-- Set problem --
Repeat word for word the lines of the entries starting at the beginning of the entries and ending at the line that contains "data-label: 9.6% [233,93,272,112]", with both ends included.
===== Dataset excerpts
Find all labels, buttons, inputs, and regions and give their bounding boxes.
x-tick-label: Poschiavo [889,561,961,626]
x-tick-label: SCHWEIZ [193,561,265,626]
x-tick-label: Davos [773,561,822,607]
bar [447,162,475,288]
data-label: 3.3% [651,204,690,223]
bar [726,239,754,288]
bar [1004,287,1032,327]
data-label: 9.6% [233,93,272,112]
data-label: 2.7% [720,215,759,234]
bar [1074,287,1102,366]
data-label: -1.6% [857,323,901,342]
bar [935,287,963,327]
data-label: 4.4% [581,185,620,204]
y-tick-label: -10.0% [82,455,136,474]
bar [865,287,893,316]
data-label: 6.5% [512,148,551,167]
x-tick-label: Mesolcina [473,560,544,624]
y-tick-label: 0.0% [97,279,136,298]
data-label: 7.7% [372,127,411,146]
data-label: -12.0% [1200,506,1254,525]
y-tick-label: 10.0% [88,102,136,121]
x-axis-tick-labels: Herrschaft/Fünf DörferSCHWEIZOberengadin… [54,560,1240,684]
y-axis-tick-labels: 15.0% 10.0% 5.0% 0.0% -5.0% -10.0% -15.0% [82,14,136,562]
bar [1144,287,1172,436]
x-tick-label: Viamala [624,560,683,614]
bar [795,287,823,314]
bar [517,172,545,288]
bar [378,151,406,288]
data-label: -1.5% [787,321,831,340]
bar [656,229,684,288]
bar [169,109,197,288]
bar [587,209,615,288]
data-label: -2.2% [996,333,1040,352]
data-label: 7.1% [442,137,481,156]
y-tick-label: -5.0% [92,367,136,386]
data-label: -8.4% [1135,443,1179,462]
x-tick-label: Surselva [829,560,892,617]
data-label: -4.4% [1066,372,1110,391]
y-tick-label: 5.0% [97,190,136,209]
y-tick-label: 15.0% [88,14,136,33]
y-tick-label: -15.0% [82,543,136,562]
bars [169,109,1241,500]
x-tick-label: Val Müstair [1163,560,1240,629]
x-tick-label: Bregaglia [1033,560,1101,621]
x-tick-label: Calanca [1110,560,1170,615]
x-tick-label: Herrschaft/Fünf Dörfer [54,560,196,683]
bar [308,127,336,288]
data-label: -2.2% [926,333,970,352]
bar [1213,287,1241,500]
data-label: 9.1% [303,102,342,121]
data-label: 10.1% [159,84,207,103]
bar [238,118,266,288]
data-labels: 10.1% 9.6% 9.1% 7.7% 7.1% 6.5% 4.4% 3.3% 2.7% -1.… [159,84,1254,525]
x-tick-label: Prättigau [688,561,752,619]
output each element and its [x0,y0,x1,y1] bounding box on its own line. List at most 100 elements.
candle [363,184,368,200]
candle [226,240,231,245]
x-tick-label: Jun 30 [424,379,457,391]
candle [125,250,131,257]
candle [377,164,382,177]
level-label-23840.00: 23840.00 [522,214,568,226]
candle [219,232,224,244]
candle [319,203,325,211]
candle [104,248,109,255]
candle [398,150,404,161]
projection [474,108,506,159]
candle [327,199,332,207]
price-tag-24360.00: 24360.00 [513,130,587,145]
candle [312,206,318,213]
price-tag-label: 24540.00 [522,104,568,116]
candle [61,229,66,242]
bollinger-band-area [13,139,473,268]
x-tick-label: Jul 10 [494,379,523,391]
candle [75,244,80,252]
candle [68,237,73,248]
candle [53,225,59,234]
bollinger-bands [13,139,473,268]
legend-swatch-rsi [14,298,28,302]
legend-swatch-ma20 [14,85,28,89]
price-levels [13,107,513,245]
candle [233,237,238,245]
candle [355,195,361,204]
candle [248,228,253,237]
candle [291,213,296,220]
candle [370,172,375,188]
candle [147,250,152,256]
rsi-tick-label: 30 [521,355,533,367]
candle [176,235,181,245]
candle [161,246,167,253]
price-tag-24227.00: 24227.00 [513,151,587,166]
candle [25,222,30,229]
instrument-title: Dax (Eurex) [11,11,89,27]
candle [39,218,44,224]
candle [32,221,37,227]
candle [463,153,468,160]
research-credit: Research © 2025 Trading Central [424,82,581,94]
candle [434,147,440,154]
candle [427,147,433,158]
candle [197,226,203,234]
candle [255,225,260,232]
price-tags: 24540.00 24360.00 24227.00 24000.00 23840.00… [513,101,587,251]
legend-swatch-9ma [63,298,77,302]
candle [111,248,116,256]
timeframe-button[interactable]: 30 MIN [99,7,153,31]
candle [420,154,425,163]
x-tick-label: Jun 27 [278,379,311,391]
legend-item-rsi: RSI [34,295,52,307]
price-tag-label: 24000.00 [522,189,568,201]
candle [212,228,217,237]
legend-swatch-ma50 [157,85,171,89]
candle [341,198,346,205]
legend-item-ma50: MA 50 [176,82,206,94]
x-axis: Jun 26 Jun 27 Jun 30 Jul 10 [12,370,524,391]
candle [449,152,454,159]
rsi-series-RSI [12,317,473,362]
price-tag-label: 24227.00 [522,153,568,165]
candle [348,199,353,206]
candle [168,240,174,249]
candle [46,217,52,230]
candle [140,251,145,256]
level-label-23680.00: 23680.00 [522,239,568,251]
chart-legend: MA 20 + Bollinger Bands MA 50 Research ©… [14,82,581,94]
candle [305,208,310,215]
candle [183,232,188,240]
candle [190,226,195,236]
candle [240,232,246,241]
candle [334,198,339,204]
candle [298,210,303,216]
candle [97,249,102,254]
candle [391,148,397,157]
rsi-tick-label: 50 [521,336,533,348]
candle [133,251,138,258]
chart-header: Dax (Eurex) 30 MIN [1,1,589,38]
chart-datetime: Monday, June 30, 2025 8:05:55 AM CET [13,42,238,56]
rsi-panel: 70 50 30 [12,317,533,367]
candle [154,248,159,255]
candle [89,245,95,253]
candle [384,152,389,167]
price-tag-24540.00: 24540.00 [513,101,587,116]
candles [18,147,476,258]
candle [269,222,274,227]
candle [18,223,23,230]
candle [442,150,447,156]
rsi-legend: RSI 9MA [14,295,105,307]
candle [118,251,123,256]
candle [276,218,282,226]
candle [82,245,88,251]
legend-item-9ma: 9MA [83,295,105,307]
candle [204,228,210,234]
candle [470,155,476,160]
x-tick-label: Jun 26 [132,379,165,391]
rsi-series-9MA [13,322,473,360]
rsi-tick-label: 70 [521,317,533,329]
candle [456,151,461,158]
==========
-- Expected output --
Find all labels, buttons, inputs, and regions and give their bounding boxes.
x-tick-label: Poschiavo [889,561,961,626]
x-tick-label: SCHWEIZ [193,561,265,626]
x-tick-label: Davos [773,561,822,607]
bar [447,162,475,288]
data-label: 3.3% [651,204,690,223]
bar [726,239,754,288]
bar [1004,287,1032,327]
data-label: 9.6% [233,93,272,112]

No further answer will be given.